WHAT IS ASKED: Look at each line of the records and count those with "graph" in them. Please answer with the count alone.

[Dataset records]

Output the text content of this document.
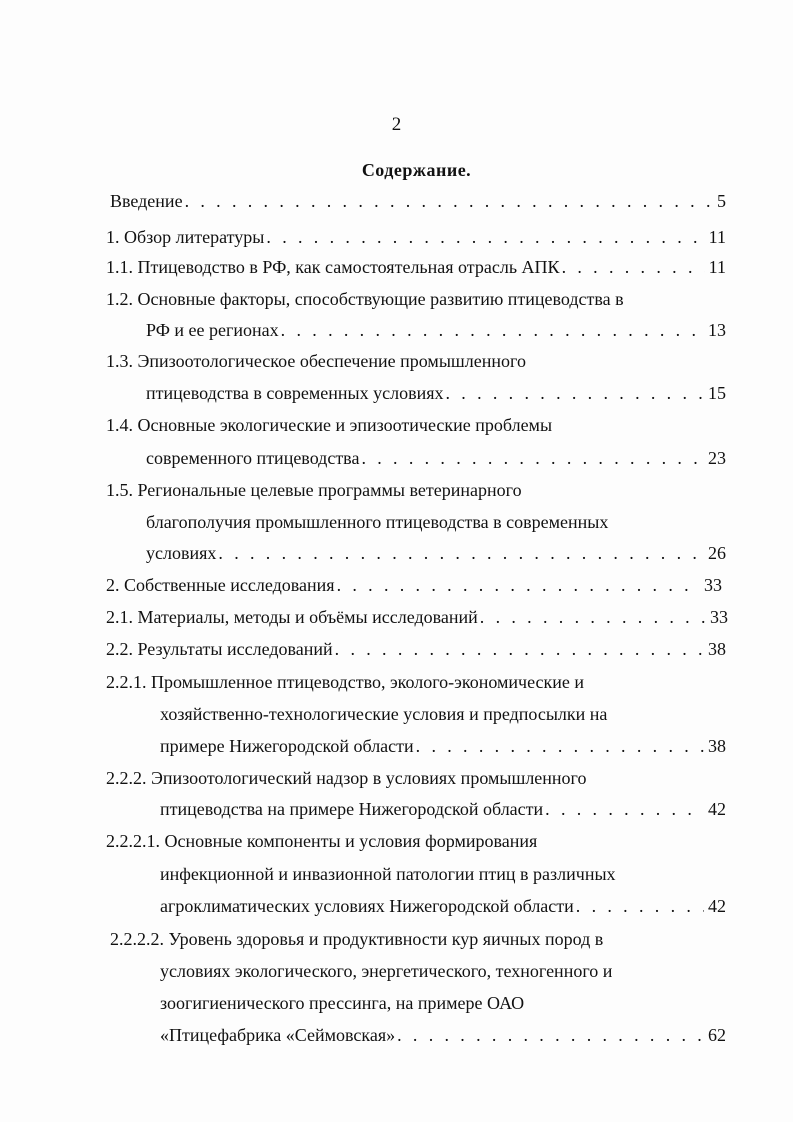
2
Содержание.
Введение . . .	5
1. Обзор литературы . . .	11
1.1. Птицеводство в РФ, как самостоятельная отрасль АПК . . .	11
1.2. Основные факторы, способствующие развитию птицеводства в
РФ и ее регионах . . .	13
1.3. Эпизоотологическое обеспечение промышленного
птицеводства в современных условиях . . .	15
1.4. Основные экологические и эпизоотические проблемы
современного птицеводства . . .	23
1.5. Региональные целевые программы ветеринарного
благополучия промышленного птицеводства в современных
условиях . . .	26
2. Собственные исследования . . .	33
2.1. Материалы, методы и объёмы исследований . . .	33
2.2. Результаты исследований . . .	38
2.2.1. Промышленное птицеводство, эколого-экономические и
хозяйственно-технологические условия и предпосылки на
примере Нижегородской области . . .	38
2.2.2. Эпизоотологический надзор в условиях промышленного
птицеводства на примере Нижегородской области . . .	42
2.2.2.1. Основные компоненты и условия формирования
инфекционной и инвазионной патологии птиц в различных
агроклиматических условиях Нижегородской области . . .	42
2.2.2.2. Уровень здоровья и продуктивности кур яичных пород в
условиях экологического, энергетического, техногенного и
зоогигиенического прессинга, на примере ОАО
«Птицефабрика «Сеймовская» . . .	62
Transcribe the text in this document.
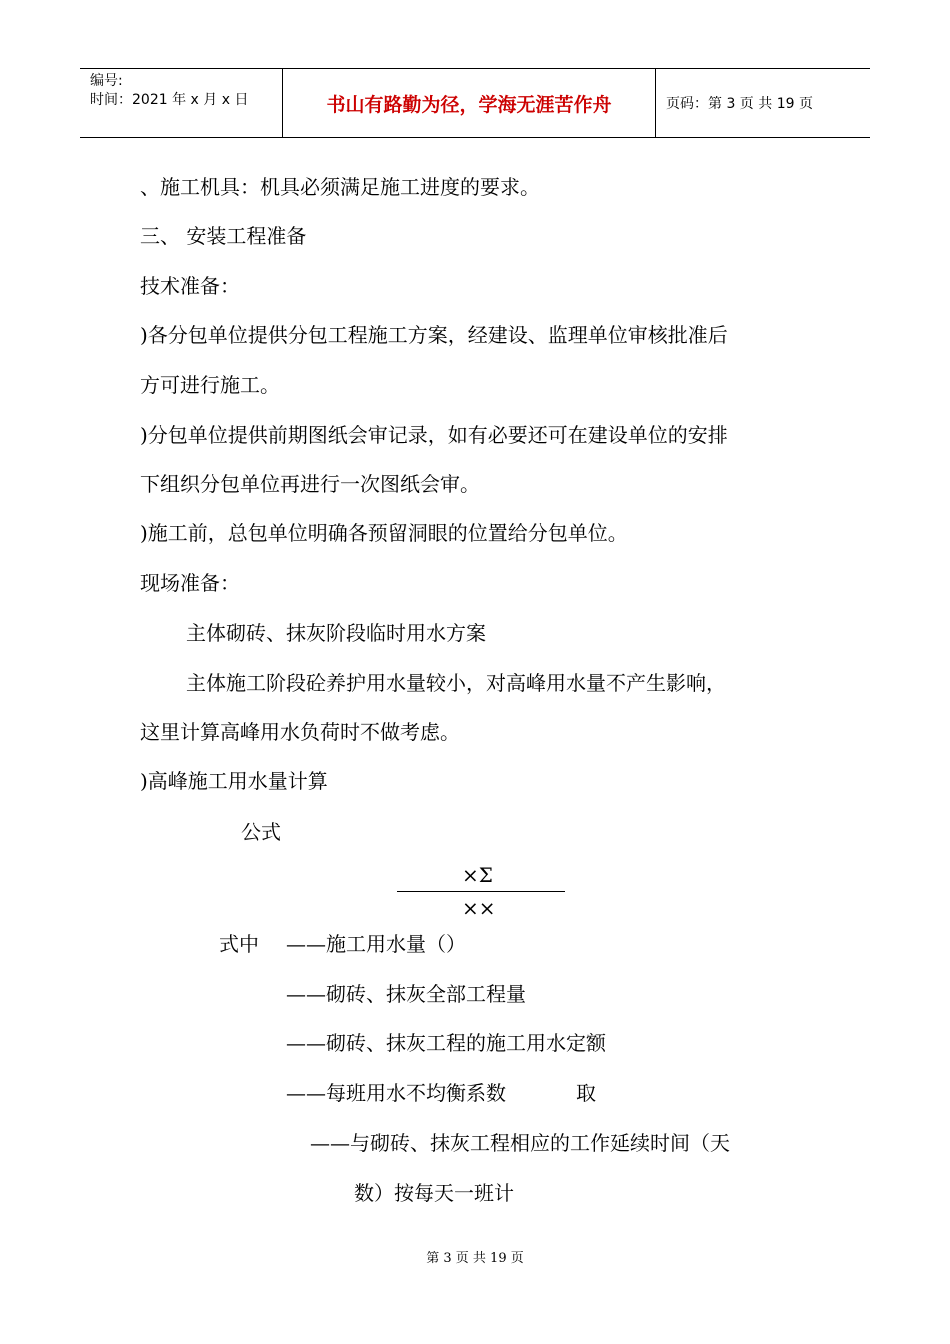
编号:
时间：2021 年 x 月 x 日	书山有路勤为径，学海无涯苦作舟	页码：第 3 页 共 19 页
、施工机具：机具必须满足施工进度的要求。
三、 安装工程准备
技术准备：
)各分包单位提供分包工程施工方案，经建设、监理单位审核批准后
方可进行施工。
)分包单位提供前期图纸会审记录，如有必要还可在建设单位的安排
下组织分包单位再进行一次图纸会审。
)施工前，总包单位明确各预留洞眼的位置给分包单位。
现场准备：
主体砌砖、抹灰阶段临时用水方案
主体施工阶段砼养护用水量较小，对高峰用水量不产生影响，
这里计算高峰用水负荷时不做考虑。
)高峰施工用水量计算
公式
×Σ
××
式中 ——施工用水量（）
——砌砖、抹灰全部工程量
——砌砖、抹灰工程的施工用水定额
——每班用水不均衡系数	取
——与砌砖、抹灰工程相应的工作延续时间（天
数）按每天一班计
第 3 页 共 19 页
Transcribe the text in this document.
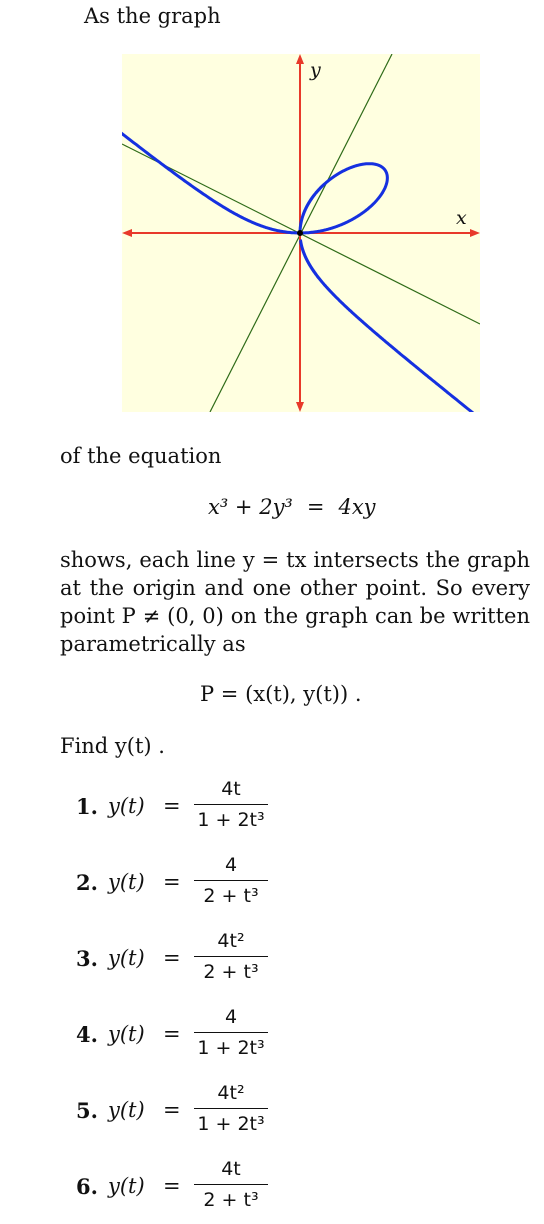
As the graph
y
x
of the equation
x³ + 2y³ = 4xy
shows, each line y = tx intersects the graph at the origin and one other point. So every point P ≠ (0, 0) on the graph can be written parametrically as
P = (x(t), y(t)) .
Find y(t) .
1. y(t) =
4t
1 + 2t³
2. y(t) =
4
2 + t³
3. y(t) =
4t²
2 + t³
4. y(t) =
4
1 + 2t³
5. y(t) =
4t²
1 + 2t³
6. y(t) =
4t
2 + t³
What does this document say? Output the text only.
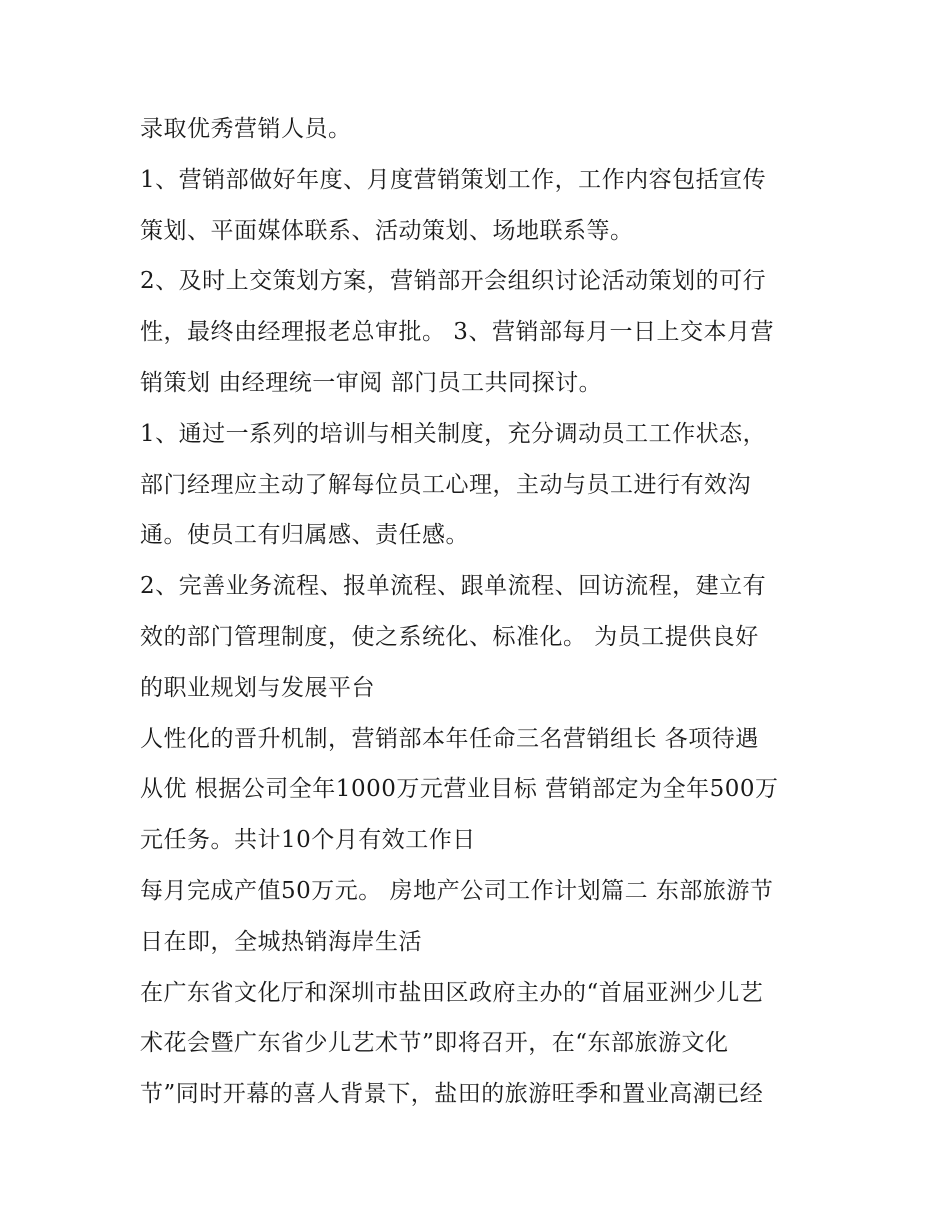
录取优秀营销人员。
1、营销部做好年度、月度营销策划工作，工作内容包括宣传
策划、平面媒体联系、活动策划、场地联系等。
2、及时上交策划方案，营销部开会组织讨论活动策划的可行
性，最终由经理报老总审批。 3、营销部每月一日上交本月营
销策划 由经理统一审阅 部门员工共同探讨。
1、通过一系列的培训与相关制度，充分调动员工工作状态，
部门经理应主动了解每位员工心理，主动与员工进行有效沟
通。使员工有归属感、责任感。
2、完善业务流程、报单流程、跟单流程、回访流程，建立有
效的部门管理制度，使之系统化、标准化。 为员工提供良好
的职业规划与发展平台
人性化的晋升机制，营销部本年任命三名营销组长 各项待遇
从优 根据公司全年1000万元营业目标 营销部定为全年500万
元任务。共计10个月有效工作日
每月完成产值50万元。 房地产公司工作计划篇二 东部旅游节
日在即，全城热销海岸生活
在广东省文化厅和深圳市盐田区政府主办的“首届亚洲少儿艺
术花会暨广东省少儿艺术节”即将召开，在“东部旅游文化
节”同时开幕的喜人背景下，盐田的旅游旺季和置业高潮已经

THE SOLUTION: 2